▶ [DATA PROVIDED]
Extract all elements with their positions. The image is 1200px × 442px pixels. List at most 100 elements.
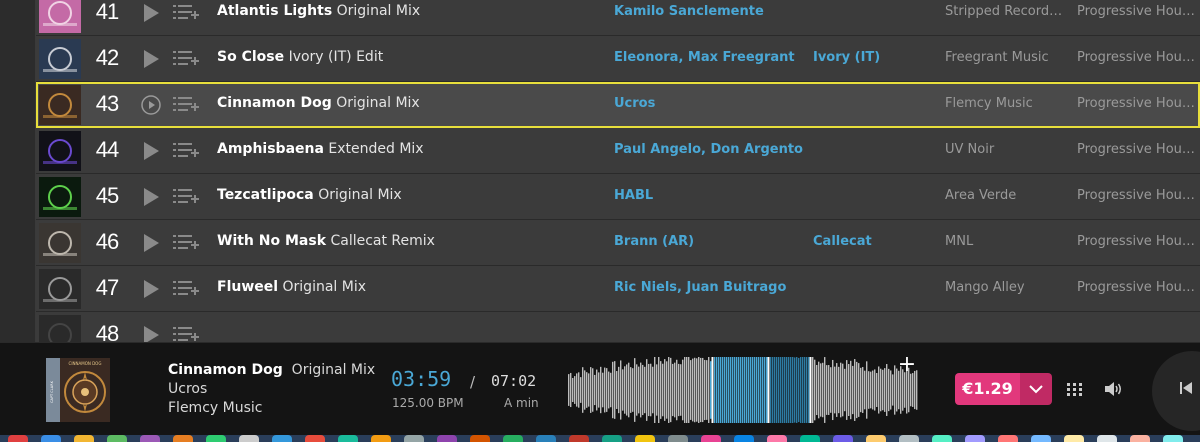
add-to-queue-icon[interactable] [172,2,200,24]
dock-app-icon[interactable] [404,435,424,442]
dock-app-icon[interactable] [239,435,259,442]
play-icon[interactable] [140,48,162,70]
track-label[interactable]: Freegrant Music [945,50,1063,65]
track-artists[interactable]: Kamilo Sanclemente [614,4,764,19]
grid-icon[interactable] [1066,381,1084,397]
now-playing-label[interactable]: Flemcy Music [168,400,262,416]
dock-app-icon[interactable] [305,435,325,442]
track-genre[interactable]: Progressive Hou… [1077,50,1195,65]
now-playing-icon[interactable] [140,94,162,116]
track-label[interactable]: Mango Alley [945,280,1063,295]
track-genre[interactable]: Progressive Hou… [1077,234,1195,249]
track-row[interactable]: 46 With No Mask Callecat Remix Brann (AR… [36,220,1200,266]
dock-app-icon[interactable] [437,435,457,442]
dock-app-icon[interactable] [767,435,787,442]
track-artists[interactable]: Ucros [614,96,655,111]
track-title[interactable]: So Close Ivory (IT) Edit [217,49,383,65]
track-cover-art[interactable] [39,131,81,171]
track-artists[interactable]: Ric Niels, Juan Buitrago [614,280,786,295]
now-playing-title[interactable]: Cinnamon Dog Original Mix [168,362,375,378]
track-title[interactable]: Fluweel Original Mix [217,279,366,295]
track-cover-art[interactable] [39,315,81,342]
play-icon[interactable] [140,186,162,208]
dock-app-icon[interactable] [668,435,688,442]
add-to-queue-icon[interactable] [172,232,200,254]
dock-app-icon[interactable] [1163,435,1183,442]
track-cover-art[interactable] [39,177,81,217]
track-remixers[interactable]: Ivory (IT) [813,50,880,65]
track-title[interactable]: Cinnamon Dog Original Mix [217,95,420,111]
dock-app-icon[interactable] [965,435,985,442]
dock-app-icon[interactable] [8,435,28,442]
play-icon[interactable] [140,324,162,342]
track-cover-art[interactable] [39,85,81,125]
track-cover-art[interactable] [39,39,81,79]
dock-app-icon[interactable] [41,435,61,442]
track-genre[interactable]: Progressive Hou… [1077,188,1195,203]
track-cover-art[interactable] [39,223,81,263]
track-artists[interactable]: Paul Angelo, Don Argento [614,142,803,157]
dock-app-icon[interactable] [734,435,754,442]
play-icon[interactable] [140,2,162,24]
dock-app-icon[interactable] [74,435,94,442]
dock-app-icon[interactable] [998,435,1018,442]
track-genre[interactable]: Progressive Hou… [1077,280,1195,295]
track-row[interactable]: 47 Fluweel Original Mix Ric Niels, Juan … [36,266,1200,312]
dock-app-icon[interactable] [140,435,160,442]
price-dropdown-button[interactable] [1020,373,1052,405]
dock-app-icon[interactable] [107,435,127,442]
dock-app-icon[interactable] [833,435,853,442]
dock-app-icon[interactable] [503,435,523,442]
dock-app-icon[interactable] [272,435,292,442]
dock-app-icon[interactable] [1031,435,1051,442]
dock-app-icon[interactable] [1130,435,1150,442]
add-to-queue-icon[interactable] [172,186,200,208]
add-to-queue-icon[interactable] [172,324,200,342]
track-genre[interactable]: Progressive Hou… [1077,96,1195,111]
waveform-scrubber[interactable] [568,355,918,425]
track-row[interactable]: 44 Amphisbaena Extended Mix Paul Angelo,… [36,128,1200,174]
play-icon[interactable] [140,232,162,254]
track-cover-art[interactable] [39,269,81,309]
buy-price-button[interactable]: €1.29 [955,373,1020,405]
play-icon[interactable] [140,140,162,162]
track-artists[interactable]: Brann (AR) [614,234,694,249]
dock-app-icon[interactable] [338,435,358,442]
dock-app-icon[interactable] [470,435,490,442]
dock-app-icon[interactable] [899,435,919,442]
add-to-queue-icon[interactable] [172,278,200,300]
track-title[interactable]: Atlantis Lights Original Mix [217,3,420,19]
dock-app-icon[interactable] [1097,435,1117,442]
track-remixers[interactable]: Callecat [813,234,872,249]
track-title[interactable]: Tezcatlipoca Original Mix [217,187,402,203]
track-title[interactable]: Amphisbaena Extended Mix [217,141,424,157]
play-icon[interactable] [140,278,162,300]
dock-app-icon[interactable] [173,435,193,442]
dock-app-icon[interactable] [569,435,589,442]
add-to-playlist-button[interactable]: + [897,354,917,376]
dock-app-icon[interactable] [866,435,886,442]
dock-app-icon[interactable] [932,435,952,442]
dock-app-icon[interactable] [800,435,820,442]
track-row[interactable]: 41 Atlantis Lights Original Mix Kamilo S… [36,0,1200,36]
dock-app-icon[interactable] [701,435,721,442]
track-row[interactable]: 48 [36,312,1200,342]
track-label[interactable]: Stripped Record… [945,4,1063,19]
track-label[interactable]: Flemcy Music [945,96,1063,111]
dock-app-icon[interactable] [206,435,226,442]
add-to-queue-icon[interactable] [172,140,200,162]
dock-app-icon[interactable] [536,435,556,442]
track-label[interactable]: MNL [945,234,1063,249]
add-to-queue-icon[interactable] [172,94,200,116]
dock-app-icon[interactable] [635,435,655,442]
track-genre[interactable]: Progressive Hou… [1077,4,1195,19]
track-artists[interactable]: Eleonora, Max Freegrant [614,50,795,65]
track-row[interactable]: 45 Tezcatlipoca Original Mix HABL Area V… [36,174,1200,220]
dock-app-icon[interactable] [371,435,391,442]
now-playing-artist[interactable]: Ucros [168,381,207,397]
now-playing-cover[interactable]: CINNAMON DOG CAPT CLARK [46,358,110,422]
track-label[interactable]: Area Verde [945,188,1063,203]
add-to-queue-icon[interactable] [172,48,200,70]
track-artists[interactable]: HABL [614,188,653,203]
track-row[interactable]: 43 Cinnamon Dog Original Mix Ucros Flemc… [36,82,1200,128]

▶ [THE REQUEST] Copy the records above line for line without changing anything, but leave out the pictures.

▶ [RESULT]
Extract all elements with their positions. The image is 1200px × 442px pixels. List at most 100 elements.
add-to-queue-icon[interactable] [172,2,200,24]
dock-app-icon[interactable] [404,435,424,442]
dock-app-icon[interactable] [239,435,259,442]
play-icon[interactable] [140,48,162,70]
track-label[interactable]: Freegrant Music [945,50,1063,65]
track-artists[interactable]: Kamilo Sanclemente [614,4,764,19]
grid-icon[interactable] [1066,381,1084,397]
now-playing-label[interactable]: Flemcy Music [168,400,262,416]
dock-app-icon[interactable] [305,435,325,442]
track-genre[interactable]: Progressive Hou… [1077,50,1195,65]
now-playing-icon[interactable] [140,94,162,116]
track-label[interactable]: Mango Alley [945,280,1063,295]
track-genre[interactable]: Progressive Hou… [1077,234,1195,249]
track-row[interactable]: 46 With No Mask Callecat Remix Brann (AR… [36,220,1200,266]
dock-app-icon[interactable] [437,435,457,442]
dock-app-icon[interactable] [767,435,787,442]
track-artists[interactable]: Ucros [614,96,655,111]
track-title[interactable]: So Close Ivory (IT) Edit [217,49,383,65]
track-cover-art[interactable] [39,131,81,171]
track-artists[interactable]: Ric Niels, Juan Buitrago [614,280,786,295]
now-playing-title[interactable]: Cinnamon Dog Original Mix [168,362,375,378]
track-title[interactable]: Fluweel Original Mix [217,279,366,295]
track-cover-art[interactable] [39,315,81,342]
play-icon[interactable] [140,186,162,208]
dock-app-icon[interactable] [668,435,688,442]
add-to-queue-icon[interactable] [172,232,200,254]
dock-app-icon[interactable] [1163,435,1183,442]
track-cover-art[interactable] [39,177,81,217]
track-remixers[interactable]: Ivory (IT) [813,50,880,65]
track-title[interactable]: Cinnamon Dog Original Mix [217,95,420,111]
dock-app-icon[interactable] [965,435,985,442]
dock-app-icon[interactable] [8,435,28,442]
play-icon[interactable] [140,324,162,342]
track-cover-art[interactable] [39,85,81,125]
track-cover-art[interactable] [39,39,81,79]
dock-app-icon[interactable] [41,435,61,442]
track-genre[interactable]: Progressive Hou… [1077,188,1195,203]
track-cover-art[interactable] [39,223,81,263]
track-artists[interactable]: Paul Angelo, Don Argento [614,142,803,157]
dock-app-icon[interactable] [734,435,754,442]
play-icon[interactable] [140,2,162,24]
dock-app-icon[interactable] [74,435,94,442]
dock-app-icon[interactable] [998,435,1018,442]
track-genre[interactable]: Progressive Hou… [1077,280,1195,295]
track-row[interactable]: 47 Fluweel Original Mix Ric Niels, Juan … [36,266,1200,312]
dock-app-icon[interactable] [140,435,160,442]
price-dropdown-button[interactable] [1020,373,1052,405]
dock-app-icon[interactable] [107,435,127,442]
dock-app-icon[interactable] [833,435,853,442]
dock-app-icon[interactable] [503,435,523,442]
dock-app-icon[interactable] [272,435,292,442]
dock-app-icon[interactable] [1031,435,1051,442]
dock-app-icon[interactable] [1130,435,1150,442]
add-to-queue-icon[interactable] [172,186,200,208]
add-to-queue-icon[interactable] [172,324,200,342]
track-genre[interactable]: Progressive Hou… [1077,96,1195,111]
waveform-scrubber[interactable] [568,355,918,425]
track-row[interactable]: 44 Amphisbaena Extended Mix Paul Angelo,… [36,128,1200,174]
play-icon[interactable] [140,232,162,254]
track-cover-art[interactable] [39,269,81,309]
buy-price-button[interactable]: €1.29 [955,373,1020,405]
play-icon[interactable] [140,140,162,162]
track-artists[interactable]: Brann (AR) [614,234,694,249]
dock-app-icon[interactable] [338,435,358,442]
dock-app-icon[interactable] [470,435,490,442]
dock-app-icon[interactable] [899,435,919,442]
add-to-queue-icon[interactable] [172,278,200,300]
track-title[interactable]: Atlantis Lights Original Mix [217,3,420,19]
dock-app-icon[interactable] [1097,435,1117,442]
track-remixers[interactable]: Callecat [813,234,872,249]
track-title[interactable]: Tezcatlipoca Original Mix [217,187,402,203]
track-title[interactable]: Amphisbaena Extended Mix [217,141,424,157]
play-icon[interactable] [140,278,162,300]
dock-app-icon[interactable] [173,435,193,442]
dock-app-icon[interactable] [569,435,589,442]
add-to-playlist-button[interactable]: + [897,354,917,376]
dock-app-icon[interactable] [866,435,886,442]
dock-app-icon[interactable] [932,435,952,442]
dock-app-icon[interactable] [800,435,820,442]
track-row[interactable]: 41 Atlantis Lights Original Mix Kamilo S… [36,0,1200,36]
dock-app-icon[interactable] [701,435,721,442]
track-row[interactable]: 48 [36,312,1200,342]
track-label[interactable]: Stripped Record… [945,4,1063,19]
track-label[interactable]: Flemcy Music [945,96,1063,111]
dock-app-icon[interactable] [206,435,226,442]
add-to-queue-icon[interactable] [172,140,200,162]
dock-app-icon[interactable] [536,435,556,442]
track-label[interactable]: MNL [945,234,1063,249]
add-to-queue-icon[interactable] [172,94,200,116]
dock-app-icon[interactable] [635,435,655,442]
track-genre[interactable]: Progressive Hou… [1077,4,1195,19]
track-artists[interactable]: Eleonora, Max Freegrant [614,50,795,65]
track-row[interactable]: 45 Tezcatlipoca Original Mix HABL Area V… [36,174,1200,220]
dock-app-icon[interactable] [371,435,391,442]
now-playing-artist[interactable]: Ucros [168,381,207,397]
now-playing-cover[interactable]: CINNAMON DOG CAPT CLARK [46,358,110,422]
track-label[interactable]: Area Verde [945,188,1063,203]
add-to-queue-icon[interactable] [172,48,200,70]
track-artists[interactable]: HABL [614,188,653,203]
track-row[interactable]: 43 Cinnamon Dog Original Mix Ucros Flemc… [36,82,1200,128]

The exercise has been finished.